*Extract provided*.
____
During a city council meeting
last year, Del Britton, mayor of the Napa Valley hamlet of St. Helena, told Carl
Doumani that he understood "that hearing the word ‘no’ is difficult for a
developer." Doumani, builder, vintner and bon vivant, likes to be developing
something somewhere at all times—and he is still surprised that the city council
turned down his idea to construct an office park on 10 acres he owns along
Highway 29. "There’s nothing on the property now but 65-year-old Zinfandel vines
that are craggy and ragged, but the neighbors think they’re pretty and they want
them to stay, and so we’re in a fight," he says. "I had no idea I was getting
into this."
Michael Novak, a city councilmember and physician with a family
medicine practice, has strongly opposed Doumani’s plan. "I would prefer a
vineyard there," he says. "The plans are very grandiose, with a lot of buildings
and a lot of parking spaces. The development would bring in a lot of traffic.
____
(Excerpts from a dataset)

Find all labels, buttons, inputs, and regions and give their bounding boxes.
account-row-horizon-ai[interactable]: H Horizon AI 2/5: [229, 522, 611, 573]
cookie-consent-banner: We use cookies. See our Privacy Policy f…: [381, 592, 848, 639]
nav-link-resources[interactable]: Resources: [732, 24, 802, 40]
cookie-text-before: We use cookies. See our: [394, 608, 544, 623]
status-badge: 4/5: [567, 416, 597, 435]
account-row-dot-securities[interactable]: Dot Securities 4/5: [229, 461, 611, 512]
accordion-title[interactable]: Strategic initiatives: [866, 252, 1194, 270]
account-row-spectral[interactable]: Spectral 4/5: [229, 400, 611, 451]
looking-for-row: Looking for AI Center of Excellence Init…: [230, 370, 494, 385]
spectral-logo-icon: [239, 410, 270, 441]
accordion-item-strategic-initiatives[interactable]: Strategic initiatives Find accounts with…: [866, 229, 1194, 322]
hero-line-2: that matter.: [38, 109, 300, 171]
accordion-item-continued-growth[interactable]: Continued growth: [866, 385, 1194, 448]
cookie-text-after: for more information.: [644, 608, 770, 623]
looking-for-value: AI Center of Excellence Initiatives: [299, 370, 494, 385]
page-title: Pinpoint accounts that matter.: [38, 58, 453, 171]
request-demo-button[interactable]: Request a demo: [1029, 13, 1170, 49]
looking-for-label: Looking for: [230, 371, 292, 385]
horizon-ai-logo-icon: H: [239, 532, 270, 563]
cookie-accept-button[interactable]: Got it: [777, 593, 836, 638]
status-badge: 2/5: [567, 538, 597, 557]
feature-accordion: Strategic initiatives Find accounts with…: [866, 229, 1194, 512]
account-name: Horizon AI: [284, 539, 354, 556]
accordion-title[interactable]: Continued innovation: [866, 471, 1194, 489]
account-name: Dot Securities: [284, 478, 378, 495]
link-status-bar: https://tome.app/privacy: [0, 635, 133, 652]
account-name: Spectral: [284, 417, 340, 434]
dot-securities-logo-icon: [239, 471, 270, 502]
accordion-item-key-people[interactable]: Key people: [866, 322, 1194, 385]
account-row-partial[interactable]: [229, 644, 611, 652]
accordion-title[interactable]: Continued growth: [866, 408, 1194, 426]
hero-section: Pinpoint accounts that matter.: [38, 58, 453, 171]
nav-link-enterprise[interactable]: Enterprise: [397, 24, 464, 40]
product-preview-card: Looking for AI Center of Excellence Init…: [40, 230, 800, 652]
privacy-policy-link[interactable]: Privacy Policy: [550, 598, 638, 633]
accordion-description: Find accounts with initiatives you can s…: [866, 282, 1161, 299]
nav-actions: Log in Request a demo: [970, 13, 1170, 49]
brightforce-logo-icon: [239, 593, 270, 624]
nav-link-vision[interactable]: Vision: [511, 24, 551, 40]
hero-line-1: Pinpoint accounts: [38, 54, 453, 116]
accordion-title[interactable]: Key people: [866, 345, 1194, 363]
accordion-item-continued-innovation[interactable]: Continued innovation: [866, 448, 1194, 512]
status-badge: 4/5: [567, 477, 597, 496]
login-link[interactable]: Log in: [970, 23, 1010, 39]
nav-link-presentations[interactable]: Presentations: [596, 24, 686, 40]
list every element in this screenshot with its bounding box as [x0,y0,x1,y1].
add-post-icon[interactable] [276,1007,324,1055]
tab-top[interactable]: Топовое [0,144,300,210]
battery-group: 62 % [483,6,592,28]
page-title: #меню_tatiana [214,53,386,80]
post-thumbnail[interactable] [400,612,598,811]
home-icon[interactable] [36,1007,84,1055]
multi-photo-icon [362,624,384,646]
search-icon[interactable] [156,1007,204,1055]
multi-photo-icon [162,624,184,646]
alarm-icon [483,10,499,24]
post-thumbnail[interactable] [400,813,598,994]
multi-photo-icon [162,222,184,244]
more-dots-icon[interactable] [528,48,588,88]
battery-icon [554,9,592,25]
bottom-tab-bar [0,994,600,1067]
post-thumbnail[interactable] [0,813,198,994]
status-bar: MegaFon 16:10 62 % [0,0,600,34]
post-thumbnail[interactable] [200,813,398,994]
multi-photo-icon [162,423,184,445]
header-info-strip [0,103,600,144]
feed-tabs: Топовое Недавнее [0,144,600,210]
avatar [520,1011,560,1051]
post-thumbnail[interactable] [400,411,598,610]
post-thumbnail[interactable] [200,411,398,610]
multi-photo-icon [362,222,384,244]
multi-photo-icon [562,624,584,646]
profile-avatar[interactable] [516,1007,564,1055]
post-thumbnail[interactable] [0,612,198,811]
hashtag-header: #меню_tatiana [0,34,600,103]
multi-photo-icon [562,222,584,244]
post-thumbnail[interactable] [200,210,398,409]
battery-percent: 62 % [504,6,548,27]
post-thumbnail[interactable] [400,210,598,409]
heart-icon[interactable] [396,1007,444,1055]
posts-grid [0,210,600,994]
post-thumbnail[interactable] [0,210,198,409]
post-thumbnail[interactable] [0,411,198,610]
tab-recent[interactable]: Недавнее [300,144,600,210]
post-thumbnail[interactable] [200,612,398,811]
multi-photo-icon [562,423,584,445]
____
*Exercise requirements*.
a. Answer these from the St. Helena development text:
(i) How many acres does Doumani own along Highway 29?
(ii) How old are the Zinfandel vines on that property?
(iii) Besides serving on the city council, what is Michael Novak's occupation?
b. Print the St. Helena development text from "Michael Novak, a" up to and including "lot of traffic.".

*Answers for this exercise*.
a.
(i) 10 acres
(ii) 65 years old
(iii) He is a physician with a family medicine practice.

b.
Michael Novak, a city councilmember and physician with a family
medicine practice, has strongly opposed Doumani’s plan. "I would prefer a
vineyard there," he says. "The plans are very grandiose, with a lot of buildings
and a lot of parking spaces. The development would bring in a lot of traffic.